▸ Directions for this task:
Note how many lines in the entries contain the string "user", then give that number and nothing else.

▸ Dataset excerpts:
-- -- --

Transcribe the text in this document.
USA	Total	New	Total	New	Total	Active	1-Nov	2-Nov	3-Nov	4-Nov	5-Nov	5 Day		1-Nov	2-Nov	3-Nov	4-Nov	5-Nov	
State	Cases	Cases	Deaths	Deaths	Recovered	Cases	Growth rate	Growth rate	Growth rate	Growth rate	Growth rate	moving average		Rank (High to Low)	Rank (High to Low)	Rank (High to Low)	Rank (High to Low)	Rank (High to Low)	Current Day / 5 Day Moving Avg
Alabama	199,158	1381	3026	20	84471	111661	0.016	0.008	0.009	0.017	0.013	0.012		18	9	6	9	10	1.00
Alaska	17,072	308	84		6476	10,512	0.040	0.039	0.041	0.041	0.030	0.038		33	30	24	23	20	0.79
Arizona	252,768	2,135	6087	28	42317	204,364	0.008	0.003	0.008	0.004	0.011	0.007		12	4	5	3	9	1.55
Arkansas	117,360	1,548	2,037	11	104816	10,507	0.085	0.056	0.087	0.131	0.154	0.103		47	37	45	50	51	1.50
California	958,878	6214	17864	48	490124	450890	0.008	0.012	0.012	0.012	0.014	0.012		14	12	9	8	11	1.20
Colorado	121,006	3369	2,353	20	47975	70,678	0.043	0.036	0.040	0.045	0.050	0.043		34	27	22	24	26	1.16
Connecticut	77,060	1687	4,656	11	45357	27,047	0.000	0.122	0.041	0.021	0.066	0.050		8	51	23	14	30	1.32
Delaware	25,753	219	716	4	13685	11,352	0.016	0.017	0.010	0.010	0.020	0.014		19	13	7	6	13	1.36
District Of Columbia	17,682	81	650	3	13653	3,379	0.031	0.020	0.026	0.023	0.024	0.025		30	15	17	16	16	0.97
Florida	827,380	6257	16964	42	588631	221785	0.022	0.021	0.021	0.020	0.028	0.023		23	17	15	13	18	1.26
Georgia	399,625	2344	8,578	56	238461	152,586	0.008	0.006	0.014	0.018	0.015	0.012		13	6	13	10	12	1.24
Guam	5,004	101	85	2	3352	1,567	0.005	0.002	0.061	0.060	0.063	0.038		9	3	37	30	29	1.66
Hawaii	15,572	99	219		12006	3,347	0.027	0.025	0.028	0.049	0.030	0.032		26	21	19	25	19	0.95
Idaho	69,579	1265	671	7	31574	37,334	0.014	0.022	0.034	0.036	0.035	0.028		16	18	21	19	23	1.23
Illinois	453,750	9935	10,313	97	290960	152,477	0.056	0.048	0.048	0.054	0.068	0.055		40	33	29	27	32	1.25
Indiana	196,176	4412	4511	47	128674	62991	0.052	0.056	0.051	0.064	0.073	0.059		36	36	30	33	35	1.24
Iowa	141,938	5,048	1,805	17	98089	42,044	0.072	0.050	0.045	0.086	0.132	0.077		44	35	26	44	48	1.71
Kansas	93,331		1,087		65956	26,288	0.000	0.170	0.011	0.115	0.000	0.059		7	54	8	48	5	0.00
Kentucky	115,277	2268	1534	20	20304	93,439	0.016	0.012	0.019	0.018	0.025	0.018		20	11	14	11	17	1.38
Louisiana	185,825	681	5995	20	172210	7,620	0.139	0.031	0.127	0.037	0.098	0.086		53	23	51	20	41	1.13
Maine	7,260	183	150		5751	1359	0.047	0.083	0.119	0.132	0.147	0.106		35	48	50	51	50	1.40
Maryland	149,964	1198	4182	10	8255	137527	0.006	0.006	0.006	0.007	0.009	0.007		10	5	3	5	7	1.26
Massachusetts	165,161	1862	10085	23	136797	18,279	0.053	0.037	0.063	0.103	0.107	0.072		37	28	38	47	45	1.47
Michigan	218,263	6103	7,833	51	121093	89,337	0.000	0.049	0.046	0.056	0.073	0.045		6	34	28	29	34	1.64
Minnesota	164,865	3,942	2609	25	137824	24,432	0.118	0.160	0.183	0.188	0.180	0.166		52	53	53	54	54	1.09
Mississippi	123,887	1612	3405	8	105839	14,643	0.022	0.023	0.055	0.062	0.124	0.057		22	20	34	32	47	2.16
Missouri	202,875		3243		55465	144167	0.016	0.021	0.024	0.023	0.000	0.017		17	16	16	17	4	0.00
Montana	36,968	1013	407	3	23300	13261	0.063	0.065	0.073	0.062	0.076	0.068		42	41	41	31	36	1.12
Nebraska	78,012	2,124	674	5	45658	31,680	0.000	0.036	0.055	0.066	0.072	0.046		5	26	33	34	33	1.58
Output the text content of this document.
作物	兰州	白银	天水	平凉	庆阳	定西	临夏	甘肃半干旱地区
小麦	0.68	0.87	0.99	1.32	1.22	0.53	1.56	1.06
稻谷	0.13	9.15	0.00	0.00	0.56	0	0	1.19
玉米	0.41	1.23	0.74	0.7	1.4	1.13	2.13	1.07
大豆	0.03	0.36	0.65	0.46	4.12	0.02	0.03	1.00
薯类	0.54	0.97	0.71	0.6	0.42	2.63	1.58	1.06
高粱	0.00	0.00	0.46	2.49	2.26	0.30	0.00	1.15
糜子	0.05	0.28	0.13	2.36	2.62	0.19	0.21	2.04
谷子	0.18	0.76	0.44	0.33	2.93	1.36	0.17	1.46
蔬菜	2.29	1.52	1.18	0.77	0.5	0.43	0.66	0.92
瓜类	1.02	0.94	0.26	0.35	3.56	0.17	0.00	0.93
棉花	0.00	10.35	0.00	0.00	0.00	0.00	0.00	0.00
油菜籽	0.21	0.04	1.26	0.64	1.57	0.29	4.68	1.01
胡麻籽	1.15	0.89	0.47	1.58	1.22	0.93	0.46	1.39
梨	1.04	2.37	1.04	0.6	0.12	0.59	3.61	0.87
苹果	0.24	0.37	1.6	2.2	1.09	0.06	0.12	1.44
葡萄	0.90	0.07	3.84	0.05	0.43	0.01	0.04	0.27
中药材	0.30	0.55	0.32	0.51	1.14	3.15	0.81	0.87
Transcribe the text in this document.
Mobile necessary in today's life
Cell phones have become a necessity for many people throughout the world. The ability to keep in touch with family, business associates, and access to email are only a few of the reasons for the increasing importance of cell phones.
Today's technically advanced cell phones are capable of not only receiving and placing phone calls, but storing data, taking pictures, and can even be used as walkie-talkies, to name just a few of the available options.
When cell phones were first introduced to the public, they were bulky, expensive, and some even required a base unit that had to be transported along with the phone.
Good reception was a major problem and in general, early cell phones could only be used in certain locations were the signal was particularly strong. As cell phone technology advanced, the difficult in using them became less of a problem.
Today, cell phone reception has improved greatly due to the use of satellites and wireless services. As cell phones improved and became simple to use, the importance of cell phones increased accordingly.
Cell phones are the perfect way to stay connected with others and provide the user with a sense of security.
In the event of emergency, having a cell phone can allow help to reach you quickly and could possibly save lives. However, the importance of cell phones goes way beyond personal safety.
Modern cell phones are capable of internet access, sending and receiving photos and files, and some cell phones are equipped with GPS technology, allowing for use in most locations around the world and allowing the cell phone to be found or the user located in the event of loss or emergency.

-- -- --

▸ Task response:
2